▶ [Instructions to follow]
Omit the images. Copy each entry word for word.

##### Rows

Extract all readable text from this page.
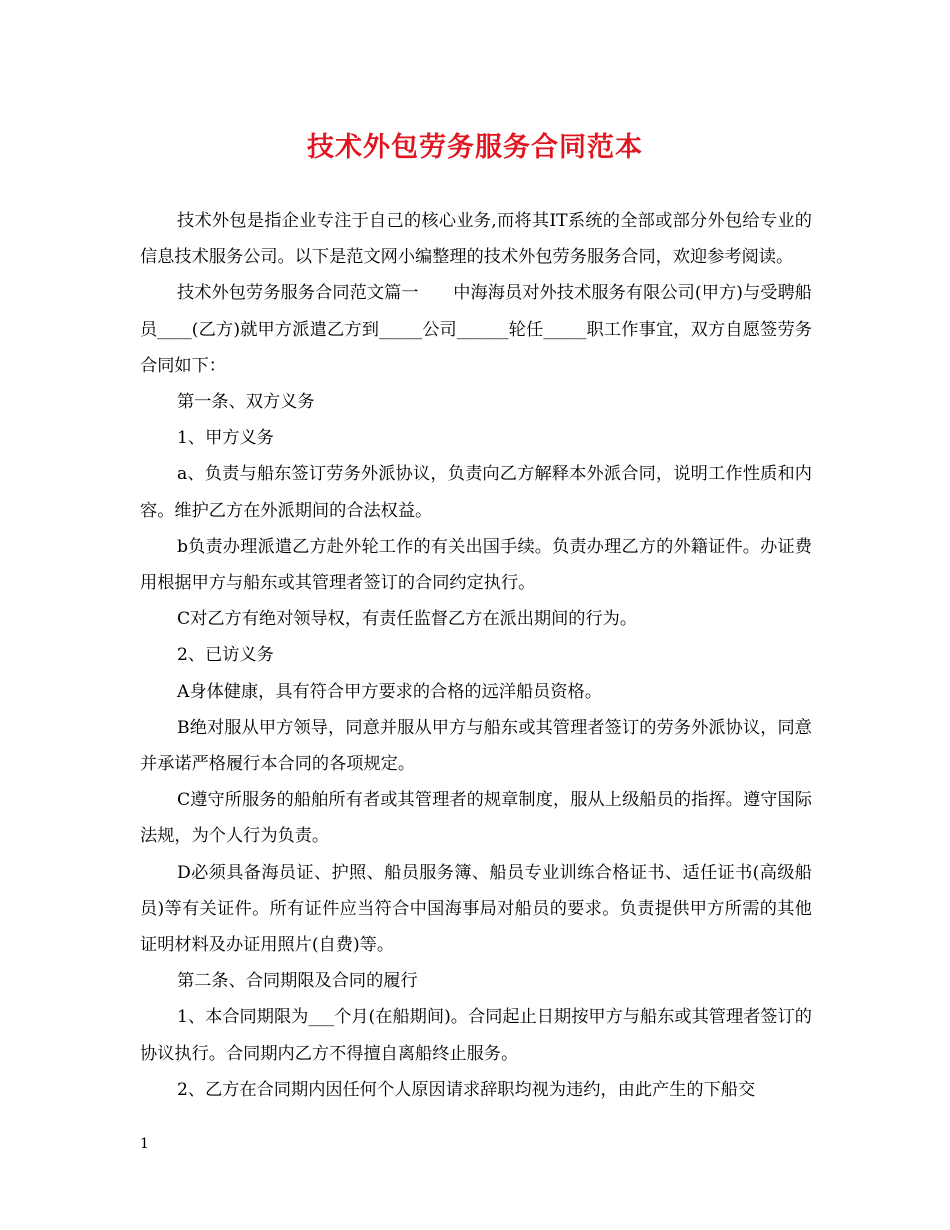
技术外包劳务服务合同范本

技术外包是指企业专注于自己的核心业务,而将其IT系统的全部或部分外包给专业的信息技术服务公司。以下是范文网小编整理的技术外包劳务服务合同，欢迎参考阅读。

技术外包劳务服务合同范文篇一　　中海海员对外技术服务有限公司(甲方)与受聘船员____(乙方)就甲方派遣乙方到_____公司______轮任_____职工作事宜，双方自愿签劳务合同如下：

第一条、双方义务

1、甲方义务

a、负责与船东签订劳务外派协议，负责向乙方解释本外派合同，说明工作性质和内容。维护乙方在外派期间的合法权益。

b负责办理派遣乙方赴外轮工作的有关出国手续。负责办理乙方的外籍证件。办证费用根据甲方与船东或其管理者签订的合同约定执行。

C对乙方有绝对领导权，有责任监督乙方在派出期间的行为。

2、已访义务

A身体健康，具有符合甲方要求的合格的远洋船员资格。

B绝对服从甲方领导，同意并服从甲方与船东或其管理者签订的劳务外派协议，同意并承诺严格履行本合同的各项规定。

C遵守所服务的船舶所有者或其管理者的规章制度，服从上级船员的指挥。遵守国际法规，为个人行为负责。

D必须具备海员证、护照、船员服务簿、船员专业训练合格证书、适任证书(高级船员)等有关证件。所有证件应当符合中国海事局对船员的要求。负责提供甲方所需的其他证明材料及办证用照片(自费)等。

第二条、合同期限及合同的履行

1、本合同期限为___个月(在船期间)。合同起止日期按甲方与船东或其管理者签订的协议执行。合同期内乙方不得擅自离船终止服务。

2、乙方在合同期内因任何个人原因请求辞职均视为违约，由此产生的下船交

1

##########

▶ [Answer to the problem]
Extract all readable text from this page.
技术外包劳务服务合同范本

技术外包是指企业专注于自己的核心业务,而将其IT系统的全部或部分外包给专业的信息技术服务公司。以下是范文网小编整理的技术外包劳务服务合同，欢迎参考阅读。

技术外包劳务服务合同范文篇一　　中海海员对外技术服务有限公司(甲方)与受聘船员____(乙方)就甲方派遣乙方到_____公司______轮任_____职工作事宜，双方自愿签劳务合同如下：

第一条、双方义务

1、甲方义务

a、负责与船东签订劳务外派协议，负责向乙方解释本外派合同，说明工作性质和内容。维护乙方在外派期间的合法权益。

b负责办理派遣乙方赴外轮工作的有关出国手续。负责办理乙方的外籍证件。办证费用根据甲方与船东或其管理者签订的合同约定执行。

C对乙方有绝对领导权，有责任监督乙方在派出期间的行为。

2、已访义务

A身体健康，具有符合甲方要求的合格的远洋船员资格。

B绝对服从甲方领导，同意并服从甲方与船东或其管理者签订的劳务外派协议，同意并承诺严格履行本合同的各项规定。

C遵守所服务的船舶所有者或其管理者的规章制度，服从上级船员的指挥。遵守国际法规，为个人行为负责。

D必须具备海员证、护照、船员服务簿、船员专业训练合格证书、适任证书(高级船员)等有关证件。所有证件应当符合中国海事局对船员的要求。负责提供甲方所需的其他证明材料及办证用照片(自费)等。

第二条、合同期限及合同的履行

1、本合同期限为___个月(在船期间)。合同起止日期按甲方与船东或其管理者签订的协议执行。合同期内乙方不得擅自离船终止服务。

2、乙方在合同期内因任何个人原因请求辞职均视为违约，由此产生的下船交

1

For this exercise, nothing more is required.